--- Data to use ---
▶

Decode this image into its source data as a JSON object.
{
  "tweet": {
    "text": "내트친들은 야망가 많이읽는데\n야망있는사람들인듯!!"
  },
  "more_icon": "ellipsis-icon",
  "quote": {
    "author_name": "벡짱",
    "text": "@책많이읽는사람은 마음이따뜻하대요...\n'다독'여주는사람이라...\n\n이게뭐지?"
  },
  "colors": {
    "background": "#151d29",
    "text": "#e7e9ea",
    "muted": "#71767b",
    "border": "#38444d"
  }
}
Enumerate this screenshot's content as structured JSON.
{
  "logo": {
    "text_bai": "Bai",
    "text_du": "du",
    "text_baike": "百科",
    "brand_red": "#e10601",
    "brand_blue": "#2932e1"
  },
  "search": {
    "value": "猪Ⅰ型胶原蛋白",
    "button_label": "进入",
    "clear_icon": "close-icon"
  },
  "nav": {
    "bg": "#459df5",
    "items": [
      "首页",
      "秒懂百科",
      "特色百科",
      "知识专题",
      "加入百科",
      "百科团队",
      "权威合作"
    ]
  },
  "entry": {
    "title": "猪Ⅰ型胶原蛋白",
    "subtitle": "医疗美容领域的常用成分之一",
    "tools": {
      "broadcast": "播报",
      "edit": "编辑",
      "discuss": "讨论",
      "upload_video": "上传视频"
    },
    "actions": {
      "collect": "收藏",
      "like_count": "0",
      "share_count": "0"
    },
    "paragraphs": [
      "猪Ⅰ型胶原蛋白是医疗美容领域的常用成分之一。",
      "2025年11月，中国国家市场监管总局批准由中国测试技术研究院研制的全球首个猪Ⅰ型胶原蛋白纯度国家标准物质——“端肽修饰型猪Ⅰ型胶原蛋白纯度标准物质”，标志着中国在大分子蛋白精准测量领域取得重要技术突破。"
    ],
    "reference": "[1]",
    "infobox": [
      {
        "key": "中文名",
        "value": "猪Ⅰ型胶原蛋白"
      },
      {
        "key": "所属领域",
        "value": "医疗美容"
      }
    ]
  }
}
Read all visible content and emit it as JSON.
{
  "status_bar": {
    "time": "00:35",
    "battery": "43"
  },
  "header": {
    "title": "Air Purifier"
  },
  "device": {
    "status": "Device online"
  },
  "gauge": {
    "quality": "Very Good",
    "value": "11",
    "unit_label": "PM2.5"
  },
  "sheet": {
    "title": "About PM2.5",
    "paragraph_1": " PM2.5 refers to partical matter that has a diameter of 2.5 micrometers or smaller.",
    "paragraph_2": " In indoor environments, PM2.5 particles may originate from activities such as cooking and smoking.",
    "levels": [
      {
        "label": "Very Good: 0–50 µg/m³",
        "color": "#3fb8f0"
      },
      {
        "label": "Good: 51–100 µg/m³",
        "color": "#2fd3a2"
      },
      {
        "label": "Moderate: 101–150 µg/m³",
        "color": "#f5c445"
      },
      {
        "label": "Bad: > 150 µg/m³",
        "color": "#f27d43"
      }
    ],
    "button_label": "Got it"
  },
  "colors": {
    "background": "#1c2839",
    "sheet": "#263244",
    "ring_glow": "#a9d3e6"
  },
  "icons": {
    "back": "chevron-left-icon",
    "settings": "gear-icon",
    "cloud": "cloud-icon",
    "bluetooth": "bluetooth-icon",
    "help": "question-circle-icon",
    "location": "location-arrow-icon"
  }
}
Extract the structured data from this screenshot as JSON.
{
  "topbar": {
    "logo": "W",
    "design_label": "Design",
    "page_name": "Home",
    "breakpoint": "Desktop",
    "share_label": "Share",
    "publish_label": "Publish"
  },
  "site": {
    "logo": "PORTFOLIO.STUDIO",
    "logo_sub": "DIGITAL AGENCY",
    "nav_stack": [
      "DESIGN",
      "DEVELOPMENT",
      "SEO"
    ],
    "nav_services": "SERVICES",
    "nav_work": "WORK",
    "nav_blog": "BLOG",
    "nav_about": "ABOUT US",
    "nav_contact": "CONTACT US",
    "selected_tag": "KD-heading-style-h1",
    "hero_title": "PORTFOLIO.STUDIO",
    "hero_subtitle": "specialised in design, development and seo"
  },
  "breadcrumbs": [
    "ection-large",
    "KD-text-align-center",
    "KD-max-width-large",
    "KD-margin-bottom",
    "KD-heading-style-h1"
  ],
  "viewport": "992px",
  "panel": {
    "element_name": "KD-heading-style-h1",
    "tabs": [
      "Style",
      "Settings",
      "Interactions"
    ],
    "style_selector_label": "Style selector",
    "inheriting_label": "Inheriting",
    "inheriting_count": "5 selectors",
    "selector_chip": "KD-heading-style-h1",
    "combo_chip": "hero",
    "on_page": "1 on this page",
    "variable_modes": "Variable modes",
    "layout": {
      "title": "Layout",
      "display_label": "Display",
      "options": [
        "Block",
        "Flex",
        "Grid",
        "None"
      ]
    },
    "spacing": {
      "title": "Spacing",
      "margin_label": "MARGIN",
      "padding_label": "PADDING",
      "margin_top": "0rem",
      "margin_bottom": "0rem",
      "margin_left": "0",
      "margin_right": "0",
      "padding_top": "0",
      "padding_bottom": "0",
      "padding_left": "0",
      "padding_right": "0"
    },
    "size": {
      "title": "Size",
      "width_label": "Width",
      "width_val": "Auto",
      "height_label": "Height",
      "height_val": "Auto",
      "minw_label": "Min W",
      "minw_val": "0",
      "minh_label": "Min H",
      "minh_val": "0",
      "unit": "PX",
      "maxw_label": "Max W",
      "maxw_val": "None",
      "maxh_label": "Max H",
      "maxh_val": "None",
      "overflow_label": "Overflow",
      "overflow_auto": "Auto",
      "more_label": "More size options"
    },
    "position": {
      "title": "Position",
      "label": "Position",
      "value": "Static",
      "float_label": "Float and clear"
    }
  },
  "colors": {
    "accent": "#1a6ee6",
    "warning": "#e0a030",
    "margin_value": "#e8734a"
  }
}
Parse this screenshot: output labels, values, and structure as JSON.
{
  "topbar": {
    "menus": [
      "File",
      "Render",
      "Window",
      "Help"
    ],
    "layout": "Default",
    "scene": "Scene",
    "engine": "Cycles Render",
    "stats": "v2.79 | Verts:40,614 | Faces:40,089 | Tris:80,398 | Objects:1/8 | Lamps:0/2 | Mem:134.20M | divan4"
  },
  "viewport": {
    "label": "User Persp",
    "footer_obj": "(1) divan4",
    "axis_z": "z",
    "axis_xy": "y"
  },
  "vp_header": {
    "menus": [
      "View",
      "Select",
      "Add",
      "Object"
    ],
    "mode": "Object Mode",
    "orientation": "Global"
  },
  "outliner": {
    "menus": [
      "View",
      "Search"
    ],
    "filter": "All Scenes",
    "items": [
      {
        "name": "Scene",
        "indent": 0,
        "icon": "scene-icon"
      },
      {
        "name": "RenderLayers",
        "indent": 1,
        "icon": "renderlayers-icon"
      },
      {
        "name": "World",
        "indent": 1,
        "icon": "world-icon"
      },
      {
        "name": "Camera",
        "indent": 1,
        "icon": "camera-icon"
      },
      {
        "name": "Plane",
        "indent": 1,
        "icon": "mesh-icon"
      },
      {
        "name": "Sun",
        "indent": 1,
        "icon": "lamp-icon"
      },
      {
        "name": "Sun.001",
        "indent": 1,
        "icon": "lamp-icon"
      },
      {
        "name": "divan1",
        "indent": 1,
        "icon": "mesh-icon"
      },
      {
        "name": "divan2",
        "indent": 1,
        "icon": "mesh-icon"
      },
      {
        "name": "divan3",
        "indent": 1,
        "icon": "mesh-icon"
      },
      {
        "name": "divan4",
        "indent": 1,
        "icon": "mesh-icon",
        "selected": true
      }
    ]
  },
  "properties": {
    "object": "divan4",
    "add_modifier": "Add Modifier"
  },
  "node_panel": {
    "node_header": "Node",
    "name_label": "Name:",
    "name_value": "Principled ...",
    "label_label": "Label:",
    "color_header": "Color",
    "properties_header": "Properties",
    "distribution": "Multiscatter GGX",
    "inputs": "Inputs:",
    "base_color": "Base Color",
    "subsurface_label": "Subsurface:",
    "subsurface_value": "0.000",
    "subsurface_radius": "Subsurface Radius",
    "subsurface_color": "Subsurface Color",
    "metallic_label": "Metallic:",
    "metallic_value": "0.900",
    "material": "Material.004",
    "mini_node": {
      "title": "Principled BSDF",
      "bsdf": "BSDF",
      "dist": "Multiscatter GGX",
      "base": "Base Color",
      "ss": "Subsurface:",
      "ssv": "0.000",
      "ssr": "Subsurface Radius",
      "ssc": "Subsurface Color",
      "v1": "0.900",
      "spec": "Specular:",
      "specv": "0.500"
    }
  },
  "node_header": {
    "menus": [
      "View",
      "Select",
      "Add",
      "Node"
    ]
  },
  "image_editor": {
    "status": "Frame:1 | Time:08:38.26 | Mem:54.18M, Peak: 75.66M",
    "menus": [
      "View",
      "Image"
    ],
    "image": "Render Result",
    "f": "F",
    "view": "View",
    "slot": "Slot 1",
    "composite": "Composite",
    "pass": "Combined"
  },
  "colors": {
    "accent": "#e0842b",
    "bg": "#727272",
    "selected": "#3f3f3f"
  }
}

◀

--- Written request ---
From the entries above, extract every line where the word "JSON" appears.

--- Task answer ---
Decode this image into its source data as a JSON object.
Enumerate this screenshot's content as structured JSON.
Read all visible content and emit it as JSON.
Extract the structured data from this screenshot as JSON.
Parse this screenshot: output labels, values, and structure as JSON.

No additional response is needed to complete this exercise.